[Records for processing]:
--- begin ---

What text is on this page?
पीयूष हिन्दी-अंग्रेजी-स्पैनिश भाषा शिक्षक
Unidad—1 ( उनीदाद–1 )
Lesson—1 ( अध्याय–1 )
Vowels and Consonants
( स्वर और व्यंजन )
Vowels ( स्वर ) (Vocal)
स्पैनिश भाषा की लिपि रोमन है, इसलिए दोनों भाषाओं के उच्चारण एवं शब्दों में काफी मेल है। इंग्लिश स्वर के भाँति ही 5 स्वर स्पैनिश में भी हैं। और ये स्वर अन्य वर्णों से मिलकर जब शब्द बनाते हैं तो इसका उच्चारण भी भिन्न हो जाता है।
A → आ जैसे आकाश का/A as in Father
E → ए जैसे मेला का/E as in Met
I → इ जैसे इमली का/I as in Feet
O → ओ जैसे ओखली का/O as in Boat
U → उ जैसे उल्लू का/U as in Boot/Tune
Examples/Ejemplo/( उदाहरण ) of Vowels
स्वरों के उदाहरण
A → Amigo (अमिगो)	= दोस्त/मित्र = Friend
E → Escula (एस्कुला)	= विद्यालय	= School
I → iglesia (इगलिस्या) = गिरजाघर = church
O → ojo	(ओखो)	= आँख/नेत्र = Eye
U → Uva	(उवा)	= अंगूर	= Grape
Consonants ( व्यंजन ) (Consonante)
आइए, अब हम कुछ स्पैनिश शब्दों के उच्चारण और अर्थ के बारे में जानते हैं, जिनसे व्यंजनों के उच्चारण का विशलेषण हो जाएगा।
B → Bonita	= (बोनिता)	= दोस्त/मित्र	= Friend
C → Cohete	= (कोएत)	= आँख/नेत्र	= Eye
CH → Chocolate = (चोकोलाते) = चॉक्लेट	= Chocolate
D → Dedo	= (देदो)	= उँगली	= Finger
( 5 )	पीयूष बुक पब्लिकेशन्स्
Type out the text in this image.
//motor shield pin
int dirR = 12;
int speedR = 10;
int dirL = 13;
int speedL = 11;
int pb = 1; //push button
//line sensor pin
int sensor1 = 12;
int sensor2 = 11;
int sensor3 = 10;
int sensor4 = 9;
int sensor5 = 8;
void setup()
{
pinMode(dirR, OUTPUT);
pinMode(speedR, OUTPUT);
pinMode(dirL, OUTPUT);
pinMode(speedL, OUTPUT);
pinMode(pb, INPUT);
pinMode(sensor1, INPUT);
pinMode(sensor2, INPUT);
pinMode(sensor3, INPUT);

--- end ---

[Given instruction]:
Give back the lines above exactly, from the one with "Type out the text in this image." through the last line.

[Solution]:
Type out the text in this image.
//motor shield pin
int dirR = 12;
int speedR = 10;
int dirL = 13;
int speedL = 11;
int pb = 1; //push button
//line sensor pin
int sensor1 = 12;
int sensor2 = 11;
int sensor3 = 10;
int sensor4 = 9;
int sensor5 = 8;
void setup()
{
pinMode(dirR, OUTPUT);
pinMode(speedR, OUTPUT);
pinMode(dirL, OUTPUT);
pinMode(speedL, OUTPUT);
pinMode(pb, INPUT);
pinMode(sensor1, INPUT);
pinMode(sensor2, INPUT);
pinMode(sensor3, INPUT);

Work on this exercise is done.